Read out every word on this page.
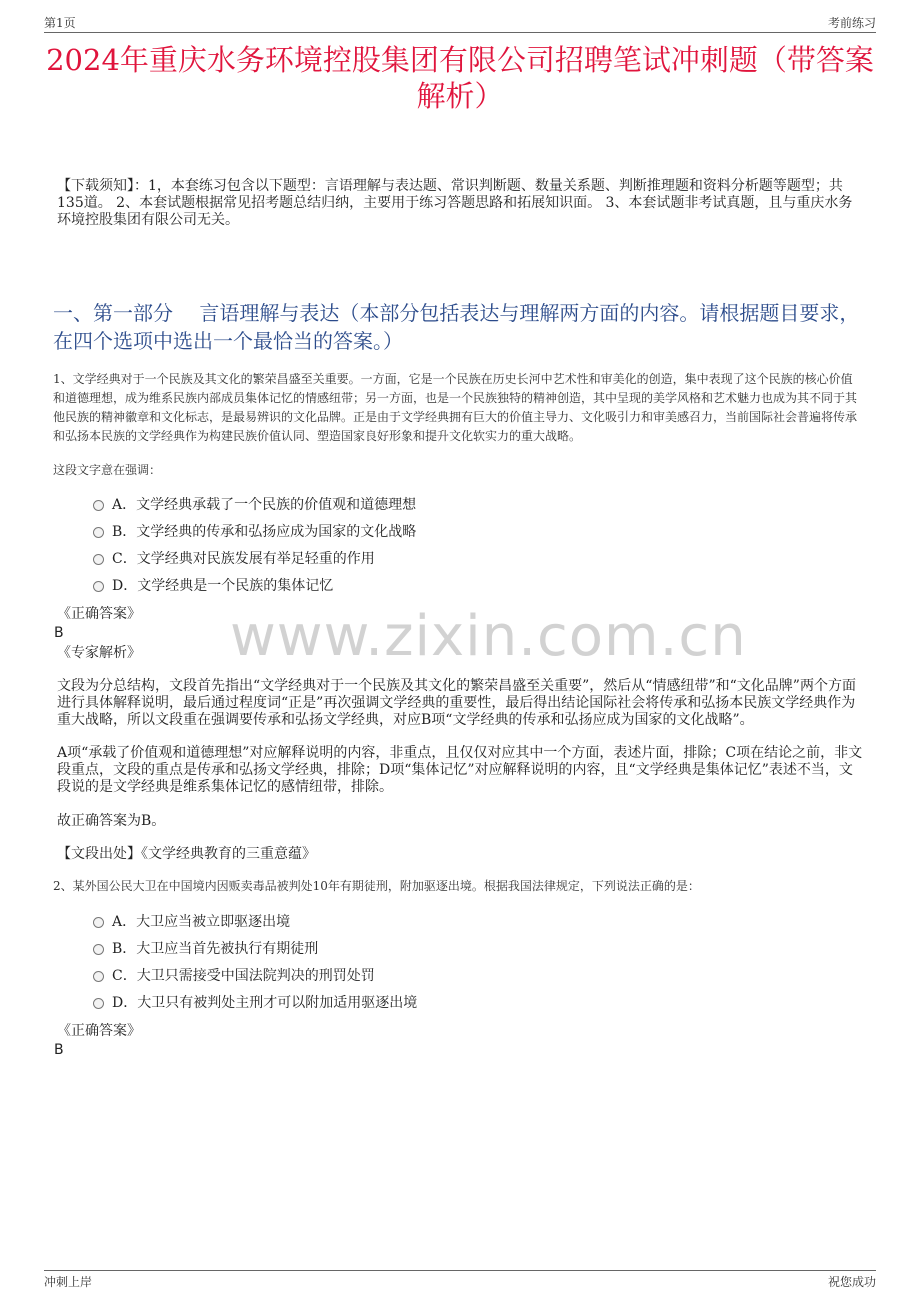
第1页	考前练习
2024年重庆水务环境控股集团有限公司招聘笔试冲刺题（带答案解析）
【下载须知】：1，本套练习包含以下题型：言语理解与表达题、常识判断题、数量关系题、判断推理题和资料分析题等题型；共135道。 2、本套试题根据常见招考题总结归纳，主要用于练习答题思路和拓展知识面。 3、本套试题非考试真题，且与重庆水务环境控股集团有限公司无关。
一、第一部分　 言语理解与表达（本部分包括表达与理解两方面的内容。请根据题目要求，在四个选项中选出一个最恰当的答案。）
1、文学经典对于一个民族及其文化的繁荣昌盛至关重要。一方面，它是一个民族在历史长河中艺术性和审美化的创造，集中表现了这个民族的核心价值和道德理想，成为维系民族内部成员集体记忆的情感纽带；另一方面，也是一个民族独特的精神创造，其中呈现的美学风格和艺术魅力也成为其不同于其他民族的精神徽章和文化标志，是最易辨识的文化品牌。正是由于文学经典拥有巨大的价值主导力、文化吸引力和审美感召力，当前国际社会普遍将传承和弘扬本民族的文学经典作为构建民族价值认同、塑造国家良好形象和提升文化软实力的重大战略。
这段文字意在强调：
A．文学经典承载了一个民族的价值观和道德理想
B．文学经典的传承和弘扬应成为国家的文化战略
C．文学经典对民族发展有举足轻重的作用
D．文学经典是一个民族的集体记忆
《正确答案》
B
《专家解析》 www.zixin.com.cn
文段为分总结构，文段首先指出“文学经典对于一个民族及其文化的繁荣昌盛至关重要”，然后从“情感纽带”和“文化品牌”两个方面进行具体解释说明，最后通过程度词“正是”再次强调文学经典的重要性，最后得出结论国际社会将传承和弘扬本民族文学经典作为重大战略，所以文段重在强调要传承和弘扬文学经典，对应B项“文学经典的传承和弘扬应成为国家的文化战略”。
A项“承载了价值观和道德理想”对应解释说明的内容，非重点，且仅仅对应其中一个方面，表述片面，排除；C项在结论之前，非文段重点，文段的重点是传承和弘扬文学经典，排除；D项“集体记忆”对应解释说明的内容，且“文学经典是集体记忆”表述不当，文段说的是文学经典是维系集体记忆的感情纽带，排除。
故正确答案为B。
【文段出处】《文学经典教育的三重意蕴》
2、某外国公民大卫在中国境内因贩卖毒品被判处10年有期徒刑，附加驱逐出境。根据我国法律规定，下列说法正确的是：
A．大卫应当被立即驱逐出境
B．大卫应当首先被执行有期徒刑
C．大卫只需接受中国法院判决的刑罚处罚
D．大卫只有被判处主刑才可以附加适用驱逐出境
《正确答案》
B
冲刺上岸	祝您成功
________
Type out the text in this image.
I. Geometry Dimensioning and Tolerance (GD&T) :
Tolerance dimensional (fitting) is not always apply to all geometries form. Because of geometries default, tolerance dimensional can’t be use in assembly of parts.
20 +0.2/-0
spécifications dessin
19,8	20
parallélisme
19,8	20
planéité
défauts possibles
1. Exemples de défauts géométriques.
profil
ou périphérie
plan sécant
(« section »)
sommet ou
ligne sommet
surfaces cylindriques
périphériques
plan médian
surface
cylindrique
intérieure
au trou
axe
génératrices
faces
________
Find each line holding the string "文学经典对于一个民族及其文化的繁荣昌盛至关重要" and copy it out.

▶ _Reply_:
1、文学经典对于一个民族及其文化的繁荣昌盛至关重要。一方面，它是一个民族在历史长河中艺术性和审美化的创造，集中表现了这个民族的核心价值和道德理想，成为维系民族内部成员集体记忆的情感纽带；另一方面，也是一个民族独特的精神创造，其中呈现的美学风格和艺术魅力也成为其不同于其他民族的精神徽章和文化标志，是最易辨识的文化品牌。正是由于文学经典拥有巨大的价值主导力、文化吸引力和审美感召力，当前国际社会普遍将传承和弘扬本民族的文学经典作为构建民族价值认同、塑造国家良好形象和提升文化软实力的重大战略。
文段为分总结构，文段首先指出“文学经典对于一个民族及其文化的繁荣昌盛至关重要”，然后从“情感纽带”和“文化品牌”两个方面进行具体解释说明，最后通过程度词“正是”再次强调文学经典的重要性，最后得出结论国际社会将传承和弘扬本民族文学经典作为重大战略，所以文段重在强调要传承和弘扬文学经典，对应B项“文学经典的传承和弘扬应成为国家的文化战略”。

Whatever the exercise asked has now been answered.